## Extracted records
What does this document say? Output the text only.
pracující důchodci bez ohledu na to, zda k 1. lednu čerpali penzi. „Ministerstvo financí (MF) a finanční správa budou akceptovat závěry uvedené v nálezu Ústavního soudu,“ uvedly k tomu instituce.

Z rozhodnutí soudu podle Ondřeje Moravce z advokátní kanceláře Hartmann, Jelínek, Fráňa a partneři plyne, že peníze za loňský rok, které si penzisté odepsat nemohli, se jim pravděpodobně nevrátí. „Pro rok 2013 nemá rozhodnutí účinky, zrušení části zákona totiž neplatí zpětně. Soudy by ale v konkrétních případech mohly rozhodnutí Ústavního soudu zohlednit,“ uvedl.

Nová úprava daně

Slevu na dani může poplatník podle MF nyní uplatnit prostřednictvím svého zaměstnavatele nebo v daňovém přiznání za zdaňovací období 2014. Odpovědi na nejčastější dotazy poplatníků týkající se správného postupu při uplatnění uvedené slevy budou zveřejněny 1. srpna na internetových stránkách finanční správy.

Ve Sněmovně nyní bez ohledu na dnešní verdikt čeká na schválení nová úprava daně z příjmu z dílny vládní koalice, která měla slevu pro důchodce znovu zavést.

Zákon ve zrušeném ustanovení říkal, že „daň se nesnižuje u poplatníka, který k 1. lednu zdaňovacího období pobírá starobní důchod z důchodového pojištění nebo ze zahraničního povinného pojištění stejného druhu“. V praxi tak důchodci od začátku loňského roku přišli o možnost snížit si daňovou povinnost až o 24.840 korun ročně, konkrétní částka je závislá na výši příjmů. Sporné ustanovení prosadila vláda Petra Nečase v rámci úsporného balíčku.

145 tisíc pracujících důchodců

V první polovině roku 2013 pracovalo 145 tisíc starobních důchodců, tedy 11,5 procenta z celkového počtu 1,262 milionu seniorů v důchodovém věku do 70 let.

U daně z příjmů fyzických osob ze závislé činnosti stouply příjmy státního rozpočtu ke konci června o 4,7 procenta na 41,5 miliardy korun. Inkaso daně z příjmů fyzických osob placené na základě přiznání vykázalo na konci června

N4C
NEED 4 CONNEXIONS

## Do this
Repeat each record exactly, leaving nothing out.

## The output
What does this document say? Output the text only.
pracující důchodci bez ohledu na to, zda k 1. lednu čerpali penzi. „Ministerstvo financí (MF) a finanční správa budou akceptovat závěry uvedené v nálezu Ústavního soudu,“ uvedly k tomu instituce.

Z rozhodnutí soudu podle Ondřeje Moravce z advokátní kanceláře Hartmann, Jelínek, Fráňa a partneři plyne, že peníze za loňský rok, které si penzisté odepsat nemohli, se jim pravděpodobně nevrátí. „Pro rok 2013 nemá rozhodnutí účinky, zrušení části zákona totiž neplatí zpětně. Soudy by ale v konkrétních případech mohly rozhodnutí Ústavního soudu zohlednit,“ uvedl.

Nová úprava daně

Slevu na dani může poplatník podle MF nyní uplatnit prostřednictvím svého zaměstnavatele nebo v daňovém přiznání za zdaňovací období 2014. Odpovědi na nejčastější dotazy poplatníků týkající se správného postupu při uplatnění uvedené slevy budou zveřejněny 1. srpna na internetových stránkách finanční správy.

Ve Sněmovně nyní bez ohledu na dnešní verdikt čeká na schválení nová úprava daně z příjmu z dílny vládní koalice, která měla slevu pro důchodce znovu zavést.

Zákon ve zrušeném ustanovení říkal, že „daň se nesnižuje u poplatníka, který k 1. lednu zdaňovacího období pobírá starobní důchod z důchodového pojištění nebo ze zahraničního povinného pojištění stejného druhu“. V praxi tak důchodci od začátku loňského roku přišli o možnost snížit si daňovou povinnost až o 24.840 korun ročně, konkrétní částka je závislá na výši příjmů. Sporné ustanovení prosadila vláda Petra Nečase v rámci úsporného balíčku.

145 tisíc pracujících důchodců

V první polovině roku 2013 pracovalo 145 tisíc starobních důchodců, tedy 11,5 procenta z celkového počtu 1,262 milionu seniorů v důchodovém věku do 70 let.

U daně z příjmů fyzických osob ze závislé činnosti stouply příjmy státního rozpočtu ke konci června o 4,7 procenta na 41,5 miliardy korun. Inkaso daně z příjmů fyzických osob placené na základě přiznání vykázalo na konci června

N4C
NEED 4 CONNEXIONS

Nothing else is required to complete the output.